:: Problem to work on ::
Within the records that follow, find every line containing the string "Slope". Copy those lines.

:: Supplied data ::
◇ ◇ ◇ ◇
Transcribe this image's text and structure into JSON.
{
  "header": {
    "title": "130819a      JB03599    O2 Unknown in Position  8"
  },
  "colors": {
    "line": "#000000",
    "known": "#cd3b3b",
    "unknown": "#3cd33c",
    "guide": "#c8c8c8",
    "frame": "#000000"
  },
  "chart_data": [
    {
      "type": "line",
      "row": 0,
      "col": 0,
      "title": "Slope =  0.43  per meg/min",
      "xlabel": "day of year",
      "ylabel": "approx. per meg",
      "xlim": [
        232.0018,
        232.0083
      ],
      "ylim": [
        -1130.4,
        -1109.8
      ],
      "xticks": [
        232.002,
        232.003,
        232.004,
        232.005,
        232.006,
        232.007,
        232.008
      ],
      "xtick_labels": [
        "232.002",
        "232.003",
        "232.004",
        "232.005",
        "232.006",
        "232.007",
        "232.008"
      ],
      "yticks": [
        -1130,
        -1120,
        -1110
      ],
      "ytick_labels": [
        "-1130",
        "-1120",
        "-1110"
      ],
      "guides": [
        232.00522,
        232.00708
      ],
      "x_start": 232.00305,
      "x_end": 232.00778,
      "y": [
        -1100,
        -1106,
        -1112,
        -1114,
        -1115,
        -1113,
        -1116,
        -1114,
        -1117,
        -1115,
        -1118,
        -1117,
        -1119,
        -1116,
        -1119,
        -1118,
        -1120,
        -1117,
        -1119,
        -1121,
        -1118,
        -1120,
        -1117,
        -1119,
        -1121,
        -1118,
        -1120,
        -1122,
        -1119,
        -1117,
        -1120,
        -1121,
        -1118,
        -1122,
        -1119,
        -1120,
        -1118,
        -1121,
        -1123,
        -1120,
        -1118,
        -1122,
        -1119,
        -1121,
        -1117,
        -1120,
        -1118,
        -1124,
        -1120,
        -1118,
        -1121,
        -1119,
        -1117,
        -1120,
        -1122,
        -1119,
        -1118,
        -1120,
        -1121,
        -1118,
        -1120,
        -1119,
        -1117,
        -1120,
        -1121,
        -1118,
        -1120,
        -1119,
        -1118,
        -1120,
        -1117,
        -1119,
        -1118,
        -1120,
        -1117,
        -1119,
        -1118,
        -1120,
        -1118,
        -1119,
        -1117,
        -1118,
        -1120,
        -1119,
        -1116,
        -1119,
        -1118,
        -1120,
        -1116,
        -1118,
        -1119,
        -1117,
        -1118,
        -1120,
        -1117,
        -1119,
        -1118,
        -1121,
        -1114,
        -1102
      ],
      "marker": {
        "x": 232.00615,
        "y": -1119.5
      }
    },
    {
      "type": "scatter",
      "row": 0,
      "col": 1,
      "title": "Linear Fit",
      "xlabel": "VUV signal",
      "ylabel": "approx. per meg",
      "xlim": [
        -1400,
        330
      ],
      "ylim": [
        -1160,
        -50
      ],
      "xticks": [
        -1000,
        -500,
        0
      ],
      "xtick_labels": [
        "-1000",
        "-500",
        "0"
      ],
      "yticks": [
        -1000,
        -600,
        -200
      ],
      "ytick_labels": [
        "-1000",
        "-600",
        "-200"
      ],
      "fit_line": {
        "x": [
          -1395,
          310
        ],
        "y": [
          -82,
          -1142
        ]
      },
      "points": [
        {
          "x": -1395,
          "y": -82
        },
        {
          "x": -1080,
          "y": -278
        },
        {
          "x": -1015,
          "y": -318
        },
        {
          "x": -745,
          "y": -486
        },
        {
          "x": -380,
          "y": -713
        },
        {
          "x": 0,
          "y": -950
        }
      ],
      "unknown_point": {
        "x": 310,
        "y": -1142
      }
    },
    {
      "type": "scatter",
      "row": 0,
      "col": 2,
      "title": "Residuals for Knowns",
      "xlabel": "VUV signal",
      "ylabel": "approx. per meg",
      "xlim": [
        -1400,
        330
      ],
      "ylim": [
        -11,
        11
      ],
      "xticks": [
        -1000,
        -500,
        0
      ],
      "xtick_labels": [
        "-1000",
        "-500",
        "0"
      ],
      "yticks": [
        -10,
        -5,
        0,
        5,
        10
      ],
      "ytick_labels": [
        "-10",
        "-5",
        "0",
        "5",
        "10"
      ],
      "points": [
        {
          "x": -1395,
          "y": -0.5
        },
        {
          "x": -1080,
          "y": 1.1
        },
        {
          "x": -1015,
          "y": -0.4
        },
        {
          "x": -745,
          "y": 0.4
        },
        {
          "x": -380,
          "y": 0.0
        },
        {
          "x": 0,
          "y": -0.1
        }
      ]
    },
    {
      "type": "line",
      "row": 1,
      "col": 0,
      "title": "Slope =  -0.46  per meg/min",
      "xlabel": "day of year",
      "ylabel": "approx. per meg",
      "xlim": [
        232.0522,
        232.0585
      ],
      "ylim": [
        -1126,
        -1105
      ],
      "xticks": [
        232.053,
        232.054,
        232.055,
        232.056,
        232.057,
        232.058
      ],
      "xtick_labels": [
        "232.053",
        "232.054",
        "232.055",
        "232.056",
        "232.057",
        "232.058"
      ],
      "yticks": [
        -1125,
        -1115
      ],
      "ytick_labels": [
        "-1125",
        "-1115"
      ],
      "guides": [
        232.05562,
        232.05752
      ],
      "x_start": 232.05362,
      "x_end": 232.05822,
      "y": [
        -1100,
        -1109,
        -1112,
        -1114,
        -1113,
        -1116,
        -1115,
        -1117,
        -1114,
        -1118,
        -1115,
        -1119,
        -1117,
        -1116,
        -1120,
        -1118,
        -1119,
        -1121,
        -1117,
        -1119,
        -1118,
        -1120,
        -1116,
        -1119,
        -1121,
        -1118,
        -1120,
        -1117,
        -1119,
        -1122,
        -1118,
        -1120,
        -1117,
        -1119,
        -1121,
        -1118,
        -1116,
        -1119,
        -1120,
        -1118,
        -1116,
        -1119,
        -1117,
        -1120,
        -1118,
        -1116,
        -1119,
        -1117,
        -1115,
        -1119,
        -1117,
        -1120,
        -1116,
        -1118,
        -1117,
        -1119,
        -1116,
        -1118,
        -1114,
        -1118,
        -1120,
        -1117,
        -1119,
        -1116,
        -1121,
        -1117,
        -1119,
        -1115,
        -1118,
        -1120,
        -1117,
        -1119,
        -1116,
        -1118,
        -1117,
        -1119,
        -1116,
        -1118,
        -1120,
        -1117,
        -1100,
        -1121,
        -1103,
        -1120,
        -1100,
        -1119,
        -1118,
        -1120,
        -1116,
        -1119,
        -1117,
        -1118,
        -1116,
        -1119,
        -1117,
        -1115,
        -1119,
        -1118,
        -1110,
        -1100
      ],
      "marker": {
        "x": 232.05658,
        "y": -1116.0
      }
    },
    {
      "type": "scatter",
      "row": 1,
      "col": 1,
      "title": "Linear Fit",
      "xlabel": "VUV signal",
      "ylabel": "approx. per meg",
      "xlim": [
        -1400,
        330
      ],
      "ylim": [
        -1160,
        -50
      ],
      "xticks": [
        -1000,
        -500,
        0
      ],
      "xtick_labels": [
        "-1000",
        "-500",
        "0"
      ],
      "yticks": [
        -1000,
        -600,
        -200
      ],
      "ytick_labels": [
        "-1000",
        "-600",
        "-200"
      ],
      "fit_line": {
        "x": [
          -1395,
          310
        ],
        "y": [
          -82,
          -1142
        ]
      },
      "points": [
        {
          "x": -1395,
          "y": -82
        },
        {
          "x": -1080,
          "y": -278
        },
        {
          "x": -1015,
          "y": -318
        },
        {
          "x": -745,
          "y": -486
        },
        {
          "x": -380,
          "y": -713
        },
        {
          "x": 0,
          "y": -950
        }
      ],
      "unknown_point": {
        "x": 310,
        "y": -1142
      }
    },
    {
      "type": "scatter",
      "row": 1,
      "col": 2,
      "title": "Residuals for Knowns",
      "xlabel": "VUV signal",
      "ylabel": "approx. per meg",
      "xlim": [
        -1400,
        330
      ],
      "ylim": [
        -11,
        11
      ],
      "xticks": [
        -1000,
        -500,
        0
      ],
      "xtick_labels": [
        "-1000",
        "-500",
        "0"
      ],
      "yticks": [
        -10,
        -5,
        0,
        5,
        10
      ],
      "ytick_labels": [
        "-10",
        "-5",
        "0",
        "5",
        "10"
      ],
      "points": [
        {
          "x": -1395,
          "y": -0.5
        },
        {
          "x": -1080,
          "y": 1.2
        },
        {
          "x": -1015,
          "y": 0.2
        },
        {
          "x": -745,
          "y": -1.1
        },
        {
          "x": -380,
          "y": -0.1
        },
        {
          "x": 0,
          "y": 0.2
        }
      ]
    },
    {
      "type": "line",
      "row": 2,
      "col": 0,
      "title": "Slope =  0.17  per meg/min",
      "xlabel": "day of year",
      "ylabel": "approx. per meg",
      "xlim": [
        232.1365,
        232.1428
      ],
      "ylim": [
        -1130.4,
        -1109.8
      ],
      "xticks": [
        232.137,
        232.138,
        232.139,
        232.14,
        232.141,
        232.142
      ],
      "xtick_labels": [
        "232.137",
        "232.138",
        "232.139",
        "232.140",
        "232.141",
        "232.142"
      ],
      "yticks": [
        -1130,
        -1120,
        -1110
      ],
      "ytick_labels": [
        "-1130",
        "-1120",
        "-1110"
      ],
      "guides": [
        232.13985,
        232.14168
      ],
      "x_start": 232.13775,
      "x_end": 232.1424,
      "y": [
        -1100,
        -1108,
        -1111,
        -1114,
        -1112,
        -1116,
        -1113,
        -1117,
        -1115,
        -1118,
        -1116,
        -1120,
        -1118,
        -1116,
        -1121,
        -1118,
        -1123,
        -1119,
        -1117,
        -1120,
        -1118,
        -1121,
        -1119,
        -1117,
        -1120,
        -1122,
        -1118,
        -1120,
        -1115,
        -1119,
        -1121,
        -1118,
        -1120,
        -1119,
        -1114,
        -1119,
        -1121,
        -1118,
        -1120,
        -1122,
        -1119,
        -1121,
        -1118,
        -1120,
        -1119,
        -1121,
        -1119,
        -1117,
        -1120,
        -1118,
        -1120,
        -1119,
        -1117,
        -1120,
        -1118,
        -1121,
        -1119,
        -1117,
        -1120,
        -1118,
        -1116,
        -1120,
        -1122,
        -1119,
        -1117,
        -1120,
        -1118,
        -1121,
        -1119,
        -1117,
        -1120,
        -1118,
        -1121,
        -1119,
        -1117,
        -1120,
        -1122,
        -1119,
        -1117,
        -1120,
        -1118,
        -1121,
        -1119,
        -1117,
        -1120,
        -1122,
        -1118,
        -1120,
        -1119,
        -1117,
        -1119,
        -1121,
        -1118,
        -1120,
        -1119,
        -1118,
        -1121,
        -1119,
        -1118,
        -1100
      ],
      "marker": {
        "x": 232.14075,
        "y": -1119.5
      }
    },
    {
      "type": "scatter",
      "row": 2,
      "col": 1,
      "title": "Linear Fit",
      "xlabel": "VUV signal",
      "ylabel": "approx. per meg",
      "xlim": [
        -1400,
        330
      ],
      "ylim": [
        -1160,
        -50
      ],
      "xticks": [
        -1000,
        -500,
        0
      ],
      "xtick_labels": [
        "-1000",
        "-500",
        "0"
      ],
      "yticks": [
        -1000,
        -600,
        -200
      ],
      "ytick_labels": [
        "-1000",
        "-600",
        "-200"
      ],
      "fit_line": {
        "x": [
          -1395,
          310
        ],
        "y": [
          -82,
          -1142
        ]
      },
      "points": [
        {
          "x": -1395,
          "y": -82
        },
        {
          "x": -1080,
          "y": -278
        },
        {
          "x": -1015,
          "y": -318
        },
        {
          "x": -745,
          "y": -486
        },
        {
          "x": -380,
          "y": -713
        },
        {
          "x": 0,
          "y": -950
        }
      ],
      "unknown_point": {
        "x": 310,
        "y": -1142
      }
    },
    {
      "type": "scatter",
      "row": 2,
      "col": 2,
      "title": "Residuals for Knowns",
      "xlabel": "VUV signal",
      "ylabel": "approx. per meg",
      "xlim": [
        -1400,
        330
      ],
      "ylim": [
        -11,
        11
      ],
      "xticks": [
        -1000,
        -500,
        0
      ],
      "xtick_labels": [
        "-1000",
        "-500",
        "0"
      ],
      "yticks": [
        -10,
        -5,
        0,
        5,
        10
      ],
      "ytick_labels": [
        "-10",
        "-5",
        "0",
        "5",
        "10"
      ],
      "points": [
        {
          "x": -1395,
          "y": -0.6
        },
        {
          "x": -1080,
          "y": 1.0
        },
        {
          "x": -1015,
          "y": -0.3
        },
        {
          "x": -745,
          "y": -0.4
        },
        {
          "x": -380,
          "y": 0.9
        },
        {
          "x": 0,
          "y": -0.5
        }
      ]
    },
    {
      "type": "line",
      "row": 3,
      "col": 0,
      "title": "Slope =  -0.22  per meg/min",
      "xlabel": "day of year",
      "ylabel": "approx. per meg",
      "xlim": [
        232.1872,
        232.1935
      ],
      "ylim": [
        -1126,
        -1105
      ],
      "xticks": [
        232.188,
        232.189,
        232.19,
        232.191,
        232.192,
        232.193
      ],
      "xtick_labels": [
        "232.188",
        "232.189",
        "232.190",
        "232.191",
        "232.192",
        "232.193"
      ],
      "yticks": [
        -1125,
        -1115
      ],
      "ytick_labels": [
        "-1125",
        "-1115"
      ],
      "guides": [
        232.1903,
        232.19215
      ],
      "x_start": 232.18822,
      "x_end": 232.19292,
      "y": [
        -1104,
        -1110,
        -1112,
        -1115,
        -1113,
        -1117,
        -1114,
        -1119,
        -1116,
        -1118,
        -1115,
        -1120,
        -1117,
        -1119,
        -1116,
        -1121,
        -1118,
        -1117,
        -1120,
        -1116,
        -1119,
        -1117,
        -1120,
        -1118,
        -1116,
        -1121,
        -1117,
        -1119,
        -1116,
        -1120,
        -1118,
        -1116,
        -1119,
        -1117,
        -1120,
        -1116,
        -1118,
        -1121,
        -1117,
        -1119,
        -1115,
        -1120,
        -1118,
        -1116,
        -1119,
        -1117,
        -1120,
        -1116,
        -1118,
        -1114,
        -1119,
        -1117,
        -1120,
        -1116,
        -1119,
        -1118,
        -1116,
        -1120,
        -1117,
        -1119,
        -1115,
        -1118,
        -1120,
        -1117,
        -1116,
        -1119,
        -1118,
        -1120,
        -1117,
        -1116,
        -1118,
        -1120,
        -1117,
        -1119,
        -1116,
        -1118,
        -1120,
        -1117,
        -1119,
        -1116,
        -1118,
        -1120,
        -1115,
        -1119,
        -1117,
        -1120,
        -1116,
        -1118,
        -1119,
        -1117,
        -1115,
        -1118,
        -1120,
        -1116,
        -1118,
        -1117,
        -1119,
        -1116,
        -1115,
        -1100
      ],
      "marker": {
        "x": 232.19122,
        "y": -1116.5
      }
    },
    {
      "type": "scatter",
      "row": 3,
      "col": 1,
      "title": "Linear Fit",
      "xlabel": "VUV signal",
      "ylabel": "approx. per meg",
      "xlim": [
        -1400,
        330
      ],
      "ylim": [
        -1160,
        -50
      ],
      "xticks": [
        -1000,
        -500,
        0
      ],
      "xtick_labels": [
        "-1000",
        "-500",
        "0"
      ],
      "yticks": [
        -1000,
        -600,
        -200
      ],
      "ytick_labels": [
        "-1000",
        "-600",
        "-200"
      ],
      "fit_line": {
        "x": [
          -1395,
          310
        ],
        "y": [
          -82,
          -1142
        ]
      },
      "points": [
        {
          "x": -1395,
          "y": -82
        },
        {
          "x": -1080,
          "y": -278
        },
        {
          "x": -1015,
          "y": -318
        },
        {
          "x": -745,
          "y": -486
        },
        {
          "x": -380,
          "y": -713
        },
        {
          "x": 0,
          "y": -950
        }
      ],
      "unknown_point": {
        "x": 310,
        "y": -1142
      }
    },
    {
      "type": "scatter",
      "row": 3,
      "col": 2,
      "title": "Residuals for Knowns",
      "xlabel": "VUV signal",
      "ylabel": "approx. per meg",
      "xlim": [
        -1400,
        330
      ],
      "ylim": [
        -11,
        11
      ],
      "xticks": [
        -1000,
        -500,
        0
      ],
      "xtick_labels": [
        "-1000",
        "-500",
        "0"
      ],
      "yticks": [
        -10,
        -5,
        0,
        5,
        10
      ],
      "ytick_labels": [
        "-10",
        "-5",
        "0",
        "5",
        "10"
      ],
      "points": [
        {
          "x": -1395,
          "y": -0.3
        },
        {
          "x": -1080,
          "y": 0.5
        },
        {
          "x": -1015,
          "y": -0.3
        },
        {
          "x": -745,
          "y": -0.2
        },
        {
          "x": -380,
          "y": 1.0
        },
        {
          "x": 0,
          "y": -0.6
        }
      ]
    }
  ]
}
◇ ◇ ◇ ◇
:: Problem solution ::
      "title": "Slope =  0.43  per meg/min",
      "title": "Slope =  -0.46  per meg/min",
      "title": "Slope =  0.17  per meg/min",
      "title": "Slope =  -0.22  per meg/min",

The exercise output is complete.